* _What to produce_
Copy each line of the listing below exactly.

* _Information supplied_

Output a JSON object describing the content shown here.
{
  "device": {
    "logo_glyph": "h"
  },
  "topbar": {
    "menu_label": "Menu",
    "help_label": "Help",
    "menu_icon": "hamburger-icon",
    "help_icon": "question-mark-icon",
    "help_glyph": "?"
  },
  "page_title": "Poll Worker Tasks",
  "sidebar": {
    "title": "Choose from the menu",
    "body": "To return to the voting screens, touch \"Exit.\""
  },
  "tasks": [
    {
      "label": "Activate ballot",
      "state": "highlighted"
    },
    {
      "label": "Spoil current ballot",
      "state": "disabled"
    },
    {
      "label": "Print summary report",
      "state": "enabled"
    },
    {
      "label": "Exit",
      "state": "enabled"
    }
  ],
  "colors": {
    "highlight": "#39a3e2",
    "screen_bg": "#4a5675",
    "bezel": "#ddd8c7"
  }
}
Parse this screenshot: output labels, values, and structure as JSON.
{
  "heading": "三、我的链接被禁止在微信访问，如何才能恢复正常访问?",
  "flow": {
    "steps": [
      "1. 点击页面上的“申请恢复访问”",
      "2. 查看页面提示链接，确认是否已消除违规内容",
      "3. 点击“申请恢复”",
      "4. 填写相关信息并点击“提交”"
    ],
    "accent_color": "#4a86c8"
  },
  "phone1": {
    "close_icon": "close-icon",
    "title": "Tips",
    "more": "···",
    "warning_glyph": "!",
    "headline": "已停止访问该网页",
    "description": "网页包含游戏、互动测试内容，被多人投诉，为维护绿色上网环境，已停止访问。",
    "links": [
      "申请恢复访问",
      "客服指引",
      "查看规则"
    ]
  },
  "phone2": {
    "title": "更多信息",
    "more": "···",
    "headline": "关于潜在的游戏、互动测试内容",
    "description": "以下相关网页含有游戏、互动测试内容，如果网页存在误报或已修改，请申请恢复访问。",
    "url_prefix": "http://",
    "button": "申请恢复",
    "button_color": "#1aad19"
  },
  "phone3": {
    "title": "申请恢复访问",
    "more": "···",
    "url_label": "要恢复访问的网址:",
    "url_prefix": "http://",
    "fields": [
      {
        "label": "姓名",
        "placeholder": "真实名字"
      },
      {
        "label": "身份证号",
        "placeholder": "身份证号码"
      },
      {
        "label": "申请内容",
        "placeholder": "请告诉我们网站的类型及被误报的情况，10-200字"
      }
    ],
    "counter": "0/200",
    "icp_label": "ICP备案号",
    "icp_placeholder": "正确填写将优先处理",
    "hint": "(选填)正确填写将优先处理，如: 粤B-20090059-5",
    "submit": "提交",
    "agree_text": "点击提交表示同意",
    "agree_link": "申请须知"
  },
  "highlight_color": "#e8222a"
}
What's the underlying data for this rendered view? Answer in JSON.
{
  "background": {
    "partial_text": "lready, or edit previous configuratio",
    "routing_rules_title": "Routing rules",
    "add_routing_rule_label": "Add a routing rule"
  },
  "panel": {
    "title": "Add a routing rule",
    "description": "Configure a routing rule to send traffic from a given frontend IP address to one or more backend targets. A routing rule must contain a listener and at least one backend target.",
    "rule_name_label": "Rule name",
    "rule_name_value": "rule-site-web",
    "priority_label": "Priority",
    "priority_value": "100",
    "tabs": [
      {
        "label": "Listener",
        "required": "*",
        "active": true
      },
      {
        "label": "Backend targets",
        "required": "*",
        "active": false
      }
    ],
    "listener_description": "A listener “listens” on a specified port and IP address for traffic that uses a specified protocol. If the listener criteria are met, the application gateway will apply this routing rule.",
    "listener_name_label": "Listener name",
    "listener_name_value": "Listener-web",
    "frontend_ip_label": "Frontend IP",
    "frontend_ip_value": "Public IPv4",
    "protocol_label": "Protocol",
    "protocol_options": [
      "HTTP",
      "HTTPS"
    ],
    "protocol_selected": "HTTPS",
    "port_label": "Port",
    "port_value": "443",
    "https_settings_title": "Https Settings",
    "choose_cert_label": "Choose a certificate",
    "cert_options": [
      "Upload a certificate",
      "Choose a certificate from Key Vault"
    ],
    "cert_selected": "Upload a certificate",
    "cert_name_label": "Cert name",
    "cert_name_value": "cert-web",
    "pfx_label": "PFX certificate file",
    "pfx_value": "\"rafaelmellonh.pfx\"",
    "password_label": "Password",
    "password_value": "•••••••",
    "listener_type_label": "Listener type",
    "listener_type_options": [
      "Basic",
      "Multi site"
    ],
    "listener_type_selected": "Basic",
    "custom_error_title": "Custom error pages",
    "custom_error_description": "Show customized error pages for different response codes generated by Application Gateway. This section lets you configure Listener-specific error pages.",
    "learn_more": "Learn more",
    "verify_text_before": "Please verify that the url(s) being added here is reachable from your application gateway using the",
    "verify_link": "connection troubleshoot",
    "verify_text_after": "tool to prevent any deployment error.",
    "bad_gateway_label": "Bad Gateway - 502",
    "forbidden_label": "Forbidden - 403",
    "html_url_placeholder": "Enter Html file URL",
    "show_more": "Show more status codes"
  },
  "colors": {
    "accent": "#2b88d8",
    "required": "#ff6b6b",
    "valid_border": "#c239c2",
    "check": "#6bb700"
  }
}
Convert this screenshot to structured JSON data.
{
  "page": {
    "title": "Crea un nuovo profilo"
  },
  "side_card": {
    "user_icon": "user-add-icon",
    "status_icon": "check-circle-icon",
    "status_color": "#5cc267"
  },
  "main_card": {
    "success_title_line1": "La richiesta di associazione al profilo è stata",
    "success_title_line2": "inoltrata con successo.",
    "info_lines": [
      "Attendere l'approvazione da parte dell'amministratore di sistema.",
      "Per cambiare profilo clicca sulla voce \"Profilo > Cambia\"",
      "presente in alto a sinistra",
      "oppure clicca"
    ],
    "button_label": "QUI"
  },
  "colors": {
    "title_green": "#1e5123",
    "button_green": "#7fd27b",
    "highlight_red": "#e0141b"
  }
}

* _Solution for this task_
Output a JSON object describing the content shown here.
{
  "device": {
    "logo_glyph": "h"
  },
  "topbar": {
    "menu_label": "Menu",
    "help_label": "Help",
    "menu_icon": "hamburger-icon",
    "help_icon": "question-mark-icon",
    "help_glyph": "?"
  },
  "page_title": "Poll Worker Tasks",
  "sidebar": {
    "title": "Choose from the menu",
    "body": "To return to the voting screens, touch \"Exit.\""
  },
  "tasks": [
    {
      "label": "Activate ballot",
      "state": "highlighted"
    },
    {
      "label": "Spoil current ballot",
      "state": "disabled"
    },
    {
      "label": "Print summary report",
      "state": "enabled"
    },
    {
      "label": "Exit",
      "state": "enabled"
    }
  ],
  "colors": {
    "highlight": "#39a3e2",
    "screen_bg": "#4a5675",
    "bezel": "#ddd8c7"
  }
}
Parse this screenshot: output labels, values, and structure as JSON.
{
  "heading": "三、我的链接被禁止在微信访问，如何才能恢复正常访问?",
  "flow": {
    "steps": [
      "1. 点击页面上的“申请恢复访问”",
      "2. 查看页面提示链接，确认是否已消除违规内容",
      "3. 点击“申请恢复”",
      "4. 填写相关信息并点击“提交”"
    ],
    "accent_color": "#4a86c8"
  },
  "phone1": {
    "close_icon": "close-icon",
    "title": "Tips",
    "more": "···",
    "warning_glyph": "!",
    "headline": "已停止访问该网页",
    "description": "网页包含游戏、互动测试内容，被多人投诉，为维护绿色上网环境，已停止访问。",
    "links": [
      "申请恢复访问",
      "客服指引",
      "查看规则"
    ]
  },
  "phone2": {
    "title": "更多信息",
    "more": "···",
    "headline": "关于潜在的游戏、互动测试内容",
    "description": "以下相关网页含有游戏、互动测试内容，如果网页存在误报或已修改，请申请恢复访问。",
    "url_prefix": "http://",
    "button": "申请恢复",
    "button_color": "#1aad19"
  },
  "phone3": {
    "title": "申请恢复访问",
    "more": "···",
    "url_label": "要恢复访问的网址:",
    "url_prefix": "http://",
    "fields": [
      {
        "label": "姓名",
        "placeholder": "真实名字"
      },
      {
        "label": "身份证号",
        "placeholder": "身份证号码"
      },
      {
        "label": "申请内容",
        "placeholder": "请告诉我们网站的类型及被误报的情况，10-200字"
      }
    ],
    "counter": "0/200",
    "icp_label": "ICP备案号",
    "icp_placeholder": "正确填写将优先处理",
    "hint": "(选填)正确填写将优先处理，如: 粤B-20090059-5",
    "submit": "提交",
    "agree_text": "点击提交表示同意",
    "agree_link": "申请须知"
  },
  "highlight_color": "#e8222a"
}
What's the underlying data for this rendered view? Answer in JSON.
{
  "background": {
    "partial_text": "lready, or edit previous configuratio",
    "routing_rules_title": "Routing rules",
    "add_routing_rule_label": "Add a routing rule"
  },
  "panel": {
    "title": "Add a routing rule",
    "description": "Configure a routing rule to send traffic from a given frontend IP address to one or more backend targets. A routing rule must contain a listener and at least one backend target.",
    "rule_name_label": "Rule name",
    "rule_name_value": "rule-site-web",
    "priority_label": "Priority",
    "priority_value": "100",
    "tabs": [
      {
        "label": "Listener",
        "required": "*",
        "active": true
      },
      {
        "label": "Backend targets",
        "required": "*",
        "active": false
      }
    ],
    "listener_description": "A listener “listens” on a specified port and IP address for traffic that uses a specified protocol. If the listener criteria are met, the application gateway will apply this routing rule.",
    "listener_name_label": "Listener name",
    "listener_name_value": "Listener-web",
    "frontend_ip_label": "Frontend IP",
    "frontend_ip_value": "Public IPv4",
    "protocol_label": "Protocol",
    "protocol_options": [
      "HTTP",
      "HTTPS"
    ],
    "protocol_selected": "HTTPS",
    "port_label": "Port",
    "port_value": "443",
    "https_settings_title": "Https Settings",
    "choose_cert_label": "Choose a certificate",
    "cert_options": [
      "Upload a certificate",
      "Choose a certificate from Key Vault"
    ],
    "cert_selected": "Upload a certificate",
    "cert_name_label": "Cert name",
    "cert_name_value": "cert-web",
    "pfx_label": "PFX certificate file",
    "pfx_value": "\"rafaelmellonh.pfx\"",
    "password_label": "Password",
    "password_value": "•••••••",
    "listener_type_label": "Listener type",
    "listener_type_options": [
      "Basic",
      "Multi site"
    ],
    "listener_type_selected": "Basic",
    "custom_error_title": "Custom error pages",
    "custom_error_description": "Show customized error pages for different response codes generated by Application Gateway. This section lets you configure Listener-specific error pages.",
    "learn_more": "Learn more",
    "verify_text_before": "Please verify that the url(s) being added here is reachable from your application gateway using the",
    "verify_link": "connection troubleshoot",
    "verify_text_after": "tool to prevent any deployment error.",
    "bad_gateway_label": "Bad Gateway - 502",
    "forbidden_label": "Forbidden - 403",
    "html_url_placeholder": "Enter Html file URL",
    "show_more": "Show more status codes"
  },
  "colors": {
    "accent": "#2b88d8",
    "required": "#ff6b6b",
    "valid_border": "#c239c2",
    "check": "#6bb700"
  }
}
Convert this screenshot to structured JSON data.
{
  "page": {
    "title": "Crea un nuovo profilo"
  },
  "side_card": {
    "user_icon": "user-add-icon",
    "status_icon": "check-circle-icon",
    "status_color": "#5cc267"
  },
  "main_card": {
    "success_title_line1": "La richiesta di associazione al profilo è stata",
    "success_title_line2": "inoltrata con successo.",
    "info_lines": [
      "Attendere l'approvazione da parte dell'amministratore di sistema.",
      "Per cambiare profilo clicca sulla voce \"Profilo > Cambia\"",
      "presente in alto a sinistra",
      "oppure clicca"
    ],
    "button_label": "QUI"
  },
  "colors": {
    "title_green": "#1e5123",
    "button_green": "#7fd27b",
    "highlight_red": "#e0141b"
  }
}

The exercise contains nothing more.